> **Task details**
Could you extract every entry below and reproduce it exactly?

Saved entries
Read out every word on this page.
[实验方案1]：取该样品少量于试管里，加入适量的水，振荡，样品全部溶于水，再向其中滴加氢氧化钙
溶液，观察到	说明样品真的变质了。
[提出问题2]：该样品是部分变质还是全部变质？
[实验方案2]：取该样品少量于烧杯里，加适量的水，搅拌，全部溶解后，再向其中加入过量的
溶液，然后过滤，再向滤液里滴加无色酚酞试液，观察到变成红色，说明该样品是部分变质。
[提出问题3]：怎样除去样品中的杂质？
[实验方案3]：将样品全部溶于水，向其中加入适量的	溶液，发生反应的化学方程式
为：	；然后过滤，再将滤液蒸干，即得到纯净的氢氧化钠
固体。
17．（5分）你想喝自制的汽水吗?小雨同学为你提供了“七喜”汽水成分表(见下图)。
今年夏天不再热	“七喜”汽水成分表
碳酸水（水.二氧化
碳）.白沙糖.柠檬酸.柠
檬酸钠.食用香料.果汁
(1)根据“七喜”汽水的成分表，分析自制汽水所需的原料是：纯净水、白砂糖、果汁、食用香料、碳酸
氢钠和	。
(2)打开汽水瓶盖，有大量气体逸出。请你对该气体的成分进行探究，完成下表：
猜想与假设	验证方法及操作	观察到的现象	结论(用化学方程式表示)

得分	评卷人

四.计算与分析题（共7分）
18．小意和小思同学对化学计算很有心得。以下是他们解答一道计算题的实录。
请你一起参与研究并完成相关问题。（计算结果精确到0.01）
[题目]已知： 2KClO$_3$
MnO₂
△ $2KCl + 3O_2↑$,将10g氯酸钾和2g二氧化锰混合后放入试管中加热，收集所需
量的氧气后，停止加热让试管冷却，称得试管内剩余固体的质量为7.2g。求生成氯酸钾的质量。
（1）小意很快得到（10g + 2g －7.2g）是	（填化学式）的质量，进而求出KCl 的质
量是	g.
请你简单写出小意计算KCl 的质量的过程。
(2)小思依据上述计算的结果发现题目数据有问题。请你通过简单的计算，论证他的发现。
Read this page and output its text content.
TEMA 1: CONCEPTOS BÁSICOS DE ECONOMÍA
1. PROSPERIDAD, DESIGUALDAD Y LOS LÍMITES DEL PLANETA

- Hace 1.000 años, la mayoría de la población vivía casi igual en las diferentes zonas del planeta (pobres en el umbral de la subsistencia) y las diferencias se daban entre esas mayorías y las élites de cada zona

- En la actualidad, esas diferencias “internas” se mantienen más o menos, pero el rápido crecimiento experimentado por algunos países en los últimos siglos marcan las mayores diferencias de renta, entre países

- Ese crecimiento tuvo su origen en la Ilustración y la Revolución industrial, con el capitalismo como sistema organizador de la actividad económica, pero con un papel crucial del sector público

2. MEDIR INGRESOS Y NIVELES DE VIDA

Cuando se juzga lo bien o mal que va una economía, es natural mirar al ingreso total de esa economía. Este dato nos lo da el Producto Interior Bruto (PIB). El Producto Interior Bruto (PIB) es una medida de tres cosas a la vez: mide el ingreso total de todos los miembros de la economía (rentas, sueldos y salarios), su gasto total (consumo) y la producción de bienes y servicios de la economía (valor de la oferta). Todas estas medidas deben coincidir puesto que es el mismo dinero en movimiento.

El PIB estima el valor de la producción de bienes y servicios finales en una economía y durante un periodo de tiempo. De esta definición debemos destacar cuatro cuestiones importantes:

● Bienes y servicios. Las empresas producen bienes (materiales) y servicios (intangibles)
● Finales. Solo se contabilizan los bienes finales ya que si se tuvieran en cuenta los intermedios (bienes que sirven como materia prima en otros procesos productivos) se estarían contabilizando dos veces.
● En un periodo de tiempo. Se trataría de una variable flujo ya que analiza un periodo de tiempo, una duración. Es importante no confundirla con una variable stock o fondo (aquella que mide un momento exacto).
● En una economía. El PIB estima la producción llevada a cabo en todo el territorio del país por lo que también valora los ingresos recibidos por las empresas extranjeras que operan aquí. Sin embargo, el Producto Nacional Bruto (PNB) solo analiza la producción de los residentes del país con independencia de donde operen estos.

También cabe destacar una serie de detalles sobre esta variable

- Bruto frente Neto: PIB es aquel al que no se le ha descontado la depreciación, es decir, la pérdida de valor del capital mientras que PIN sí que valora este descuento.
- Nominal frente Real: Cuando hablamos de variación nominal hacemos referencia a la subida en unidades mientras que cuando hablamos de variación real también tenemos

> **Correct result**
Read out every word on this page.
[实验方案1]：取该样品少量于试管里，加入适量的水，振荡，样品全部溶于水，再向其中滴加氢氧化钙
溶液，观察到	说明样品真的变质了。
[提出问题2]：该样品是部分变质还是全部变质？
[实验方案2]：取该样品少量于烧杯里，加适量的水，搅拌，全部溶解后，再向其中加入过量的
溶液，然后过滤，再向滤液里滴加无色酚酞试液，观察到变成红色，说明该样品是部分变质。
[提出问题3]：怎样除去样品中的杂质？
[实验方案3]：将样品全部溶于水，向其中加入适量的	溶液，发生反应的化学方程式
为：	；然后过滤，再将滤液蒸干，即得到纯净的氢氧化钠
固体。
17．（5分）你想喝自制的汽水吗?小雨同学为你提供了“七喜”汽水成分表(见下图)。
今年夏天不再热	“七喜”汽水成分表
碳酸水（水.二氧化
碳）.白沙糖.柠檬酸.柠
檬酸钠.食用香料.果汁
(1)根据“七喜”汽水的成分表，分析自制汽水所需的原料是：纯净水、白砂糖、果汁、食用香料、碳酸
氢钠和	。
(2)打开汽水瓶盖，有大量气体逸出。请你对该气体的成分进行探究，完成下表：
猜想与假设	验证方法及操作	观察到的现象	结论(用化学方程式表示)

得分	评卷人

四.计算与分析题（共7分）
18．小意和小思同学对化学计算很有心得。以下是他们解答一道计算题的实录。
请你一起参与研究并完成相关问题。（计算结果精确到0.01）
[题目]已知： 2KClO$_3$
MnO₂
△ $2KCl + 3O_2↑$,将10g氯酸钾和2g二氧化锰混合后放入试管中加热，收集所需
量的氧气后，停止加热让试管冷却，称得试管内剩余固体的质量为7.2g。求生成氯酸钾的质量。
（1）小意很快得到（10g + 2g －7.2g）是	（填化学式）的质量，进而求出KCl 的质
量是	g.
请你简单写出小意计算KCl 的质量的过程。
(2)小思依据上述计算的结果发现题目数据有问题。请你通过简单的计算，论证他的发现。
Read this page and output its text content.
TEMA 1: CONCEPTOS BÁSICOS DE ECONOMÍA
1. PROSPERIDAD, DESIGUALDAD Y LOS LÍMITES DEL PLANETA

- Hace 1.000 años, la mayoría de la población vivía casi igual en las diferentes zonas del planeta (pobres en el umbral de la subsistencia) y las diferencias se daban entre esas mayorías y las élites de cada zona

- En la actualidad, esas diferencias “internas” se mantienen más o menos, pero el rápido crecimiento experimentado por algunos países en los últimos siglos marcan las mayores diferencias de renta, entre países

- Ese crecimiento tuvo su origen en la Ilustración y la Revolución industrial, con el capitalismo como sistema organizador de la actividad económica, pero con un papel crucial del sector público

2. MEDIR INGRESOS Y NIVELES DE VIDA

Cuando se juzga lo bien o mal que va una economía, es natural mirar al ingreso total de esa economía. Este dato nos lo da el Producto Interior Bruto (PIB). El Producto Interior Bruto (PIB) es una medida de tres cosas a la vez: mide el ingreso total de todos los miembros de la economía (rentas, sueldos y salarios), su gasto total (consumo) y la producción de bienes y servicios de la economía (valor de la oferta). Todas estas medidas deben coincidir puesto que es el mismo dinero en movimiento.

El PIB estima el valor de la producción de bienes y servicios finales en una economía y durante un periodo de tiempo. De esta definición debemos destacar cuatro cuestiones importantes:

● Bienes y servicios. Las empresas producen bienes (materiales) y servicios (intangibles)
● Finales. Solo se contabilizan los bienes finales ya que si se tuvieran en cuenta los intermedios (bienes que sirven como materia prima en otros procesos productivos) se estarían contabilizando dos veces.
● En un periodo de tiempo. Se trataría de una variable flujo ya que analiza un periodo de tiempo, una duración. Es importante no confundirla con una variable stock o fondo (aquella que mide un momento exacto).
● En una economía. El PIB estima la producción llevada a cabo en todo el territorio del país por lo que también valora los ingresos recibidos por las empresas extranjeras que operan aquí. Sin embargo, el Producto Nacional Bruto (PNB) solo analiza la producción de los residentes del país con independencia de donde operen estos.

También cabe destacar una serie de detalles sobre esta variable

- Bruto frente Neto: PIB es aquel al que no se le ha descontado la depreciación, es decir, la pérdida de valor del capital mientras que PIN sí que valora este descuento.
- Nominal frente Real: Cuando hablamos de variación nominal hacemos referencia a la subida en unidades mientras que cuando hablamos de variación real también tenemos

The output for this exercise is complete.